··· Data rows
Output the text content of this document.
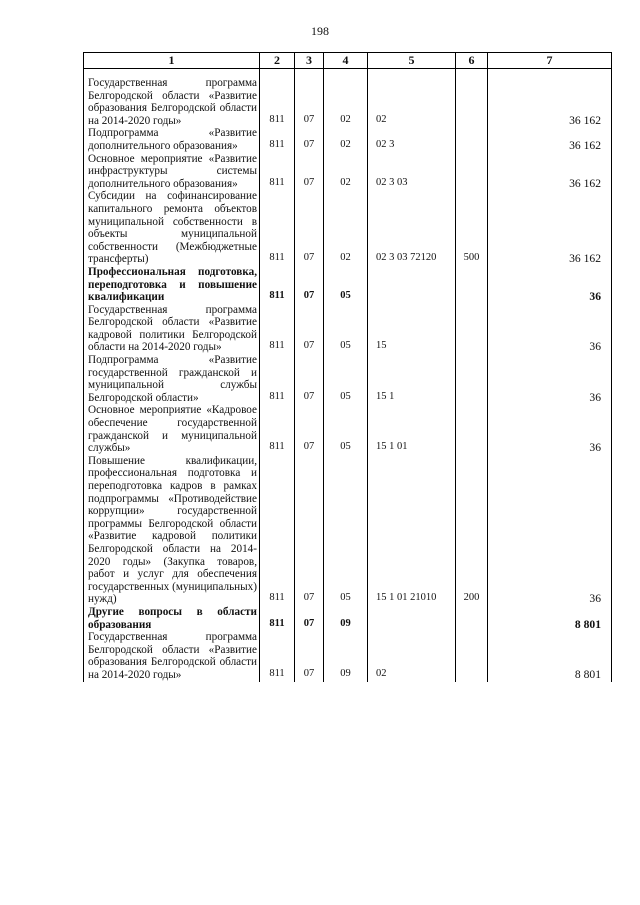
198
1	2	3	4	5	6	7
Государственная программа Белгородской области «Развитие образования Белгородской области на 2014-2020 годы»	811	07	02	02		36 162
Подпрограмма «Развитие дополнительного образования»	811	07	02	02 3		36 162
Основное мероприятие «Развитие инфраструктуры системы дополнительного образования»	811	07	02	02 3 03		36 162
Субсидии на софинансирование капитального ремонта объектов муниципальной собственности в объекты муниципальной собственности (Межбюджетные трансферты)	811	07	02	02 3 03 72120	500	36 162
Профессиональная подготовка, переподготовка и повышение квалификации	811	07	05			36
Государственная программа Белгородской области «Развитие кадровой политики Белгородской области на 2014-2020 годы»	811	07	05	15		36
Подпрограмма «Развитие государственной гражданской и муниципальной службы Белгородской области»	811	07	05	15 1		36
Основное мероприятие «Кадровое обеспечение государственной гражданской и муниципальной службы»	811	07	05	15 1 01		36
Повышение квалификации, профессиональная подготовка и переподготовка кадров в рамках подпрограммы «Противодействие коррупции» государственной программы Белгородской области «Развитие кадровой политики Белгородской области на 2014-2020 годы» (Закупка товаров, работ и услуг для обеспечения государственных (муниципальных) нужд)	811	07	05	15 1 01 21010	200	36
Другие вопросы в области образования	811	07	09			8 801
Государственная программа Белгородской области «Развитие образования Белгородской области на 2014-2020 годы»	811	07	09	02		8 801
······
## Challenge
Go through the records line by line and count those containing the string "Подпрограмма". Give only the total.

## Solution to the problem
2